◆ Task goal: Would it be possible to write out each entry below exactly, without the pictures?

[Stored dataset items]

--- start ---

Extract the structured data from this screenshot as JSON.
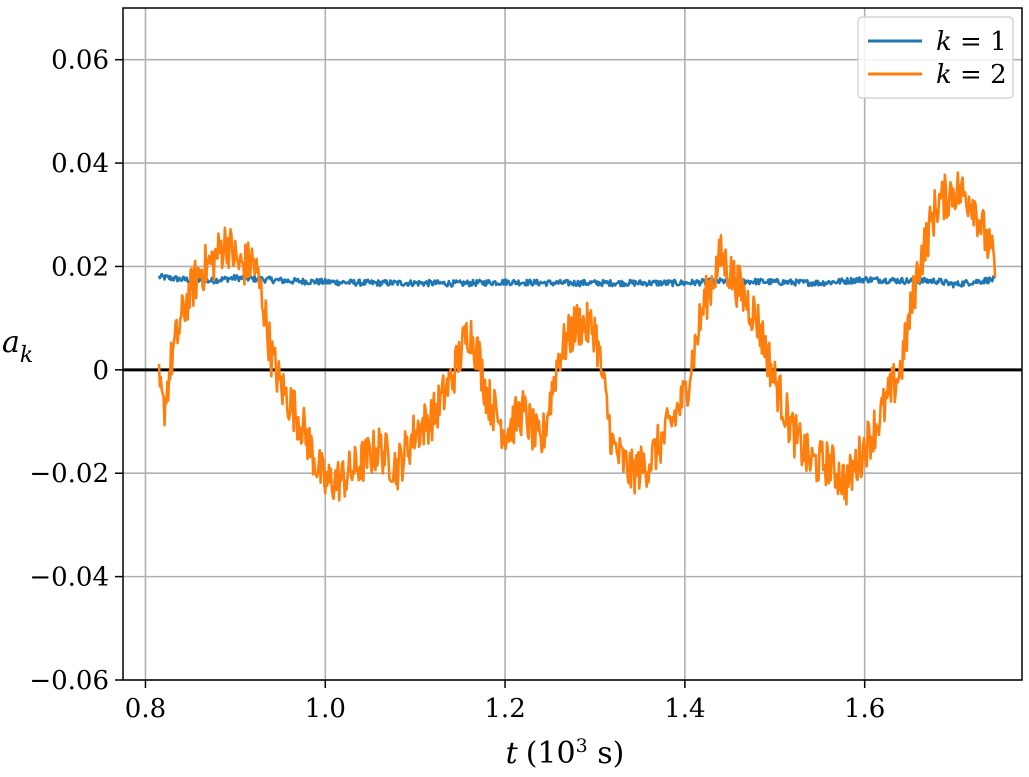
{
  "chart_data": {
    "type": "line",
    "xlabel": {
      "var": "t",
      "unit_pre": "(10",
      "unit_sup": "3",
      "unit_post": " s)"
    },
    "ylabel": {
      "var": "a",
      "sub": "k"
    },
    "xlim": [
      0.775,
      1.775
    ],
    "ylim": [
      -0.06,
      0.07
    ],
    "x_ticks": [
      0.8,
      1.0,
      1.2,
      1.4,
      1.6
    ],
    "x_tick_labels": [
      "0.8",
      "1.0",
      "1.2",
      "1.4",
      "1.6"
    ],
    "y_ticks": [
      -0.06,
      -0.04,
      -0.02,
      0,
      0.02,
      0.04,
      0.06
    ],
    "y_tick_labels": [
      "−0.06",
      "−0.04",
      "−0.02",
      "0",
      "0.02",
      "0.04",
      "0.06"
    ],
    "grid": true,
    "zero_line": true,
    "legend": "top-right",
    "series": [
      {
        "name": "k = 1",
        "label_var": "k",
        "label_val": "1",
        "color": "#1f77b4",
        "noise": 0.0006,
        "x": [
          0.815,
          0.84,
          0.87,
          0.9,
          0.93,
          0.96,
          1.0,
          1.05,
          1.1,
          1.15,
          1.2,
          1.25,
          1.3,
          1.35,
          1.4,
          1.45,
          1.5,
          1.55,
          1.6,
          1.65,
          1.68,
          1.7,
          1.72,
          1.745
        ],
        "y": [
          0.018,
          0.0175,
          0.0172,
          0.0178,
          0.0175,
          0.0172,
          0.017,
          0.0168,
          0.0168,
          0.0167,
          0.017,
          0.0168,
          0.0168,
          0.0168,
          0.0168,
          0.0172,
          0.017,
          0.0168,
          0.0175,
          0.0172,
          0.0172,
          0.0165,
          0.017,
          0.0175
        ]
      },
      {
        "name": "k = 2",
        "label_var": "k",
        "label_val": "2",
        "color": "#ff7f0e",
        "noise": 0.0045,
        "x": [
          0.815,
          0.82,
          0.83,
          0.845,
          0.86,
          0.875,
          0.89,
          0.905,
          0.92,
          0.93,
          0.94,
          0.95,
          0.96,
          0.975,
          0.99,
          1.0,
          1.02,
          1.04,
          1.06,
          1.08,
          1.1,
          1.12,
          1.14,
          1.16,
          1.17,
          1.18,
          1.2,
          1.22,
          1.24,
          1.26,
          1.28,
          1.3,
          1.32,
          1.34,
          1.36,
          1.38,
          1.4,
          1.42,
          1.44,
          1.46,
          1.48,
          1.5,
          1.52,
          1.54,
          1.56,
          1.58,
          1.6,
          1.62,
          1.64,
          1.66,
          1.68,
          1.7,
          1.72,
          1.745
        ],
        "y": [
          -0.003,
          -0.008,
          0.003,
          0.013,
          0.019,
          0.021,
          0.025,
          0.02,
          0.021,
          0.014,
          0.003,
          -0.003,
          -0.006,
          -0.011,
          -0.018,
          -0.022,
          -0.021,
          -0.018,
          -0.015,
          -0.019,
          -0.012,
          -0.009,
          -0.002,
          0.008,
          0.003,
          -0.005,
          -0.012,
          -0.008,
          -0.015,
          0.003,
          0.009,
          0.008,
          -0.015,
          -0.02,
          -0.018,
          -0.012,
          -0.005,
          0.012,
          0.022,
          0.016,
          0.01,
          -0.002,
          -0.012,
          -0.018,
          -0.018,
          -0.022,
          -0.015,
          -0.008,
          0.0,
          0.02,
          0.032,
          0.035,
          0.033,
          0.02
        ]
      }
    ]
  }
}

--- end ---

◆ Solution:
Extract the structured data from this screenshot as JSON.
{
  "chart_data": {
    "type": "line",
    "xlabel": {
      "var": "t",
      "unit_pre": "(10",
      "unit_sup": "3",
      "unit_post": " s)"
    },
    "ylabel": {
      "var": "a",
      "sub": "k"
    },
    "xlim": [
      0.775,
      1.775
    ],
    "ylim": [
      -0.06,
      0.07
    ],
    "x_ticks": [
      0.8,
      1.0,
      1.2,
      1.4,
      1.6
    ],
    "x_tick_labels": [
      "0.8",
      "1.0",
      "1.2",
      "1.4",
      "1.6"
    ],
    "y_ticks": [
      -0.06,
      -0.04,
      -0.02,
      0,
      0.02,
      0.04,
      0.06
    ],
    "y_tick_labels": [
      "−0.06",
      "−0.04",
      "−0.02",
      "0",
      "0.02",
      "0.04",
      "0.06"
    ],
    "grid": true,
    "zero_line": true,
    "legend": "top-right",
    "series": [
      {
        "name": "k = 1",
        "label_var": "k",
        "label_val": "1",
        "color": "#1f77b4",
        "noise": 0.0006,
        "x": [
          0.815,
          0.84,
          0.87,
          0.9,
          0.93,
          0.96,
          1.0,
          1.05,
          1.1,
          1.15,
          1.2,
          1.25,
          1.3,
          1.35,
          1.4,
          1.45,
          1.5,
          1.55,
          1.6,
          1.65,
          1.68,
          1.7,
          1.72,
          1.745
        ],
        "y": [
          0.018,
          0.0175,
          0.0172,
          0.0178,
          0.0175,
          0.0172,
          0.017,
          0.0168,
          0.0168,
          0.0167,
          0.017,
          0.0168,
          0.0168,
          0.0168,
          0.0168,
          0.0172,
          0.017,
          0.0168,
          0.0175,
          0.0172,
          0.0172,
          0.0165,
          0.017,
          0.0175
        ]
      },
      {
        "name": "k = 2",
        "label_var": "k",
        "label_val": "2",
        "color": "#ff7f0e",
        "noise": 0.0045,
        "x": [
          0.815,
          0.82,
          0.83,
          0.845,
          0.86,
          0.875,
          0.89,
          0.905,
          0.92,
          0.93,
          0.94,
          0.95,
          0.96,
          0.975,
          0.99,
          1.0,
          1.02,
          1.04,
          1.06,
          1.08,
          1.1,
          1.12,
          1.14,
          1.16,
          1.17,
          1.18,
          1.2,
          1.22,
          1.24,
          1.26,
          1.28,
          1.3,
          1.32,
          1.34,
          1.36,
          1.38,
          1.4,
          1.42,
          1.44,
          1.46,
          1.48,
          1.5,
          1.52,
          1.54,
          1.56,
          1.58,
          1.6,
          1.62,
          1.64,
          1.66,
          1.68,
          1.7,
          1.72,
          1.745
        ],
        "y": [
          -0.003,
          -0.008,
          0.003,
          0.013,
          0.019,
          0.021,
          0.025,
          0.02,
          0.021,
          0.014,
          0.003,
          -0.003,
          -0.006,
          -0.011,
          -0.018,
          -0.022,
          -0.021,
          -0.018,
          -0.015,
          -0.019,
          -0.012,
          -0.009,
          -0.002,
          0.008,
          0.003,
          -0.005,
          -0.012,
          -0.008,
          -0.015,
          0.003,
          0.009,
          0.008,
          -0.015,
          -0.02,
          -0.018,
          -0.012,
          -0.005,
          0.012,
          0.022,
          0.016,
          0.01,
          -0.002,
          -0.012,
          -0.018,
          -0.018,
          -0.022,
          -0.015,
          -0.008,
          0.0,
          0.02,
          0.032,
          0.035,
          0.033,
          0.02
        ]
      }
    ]
  }
}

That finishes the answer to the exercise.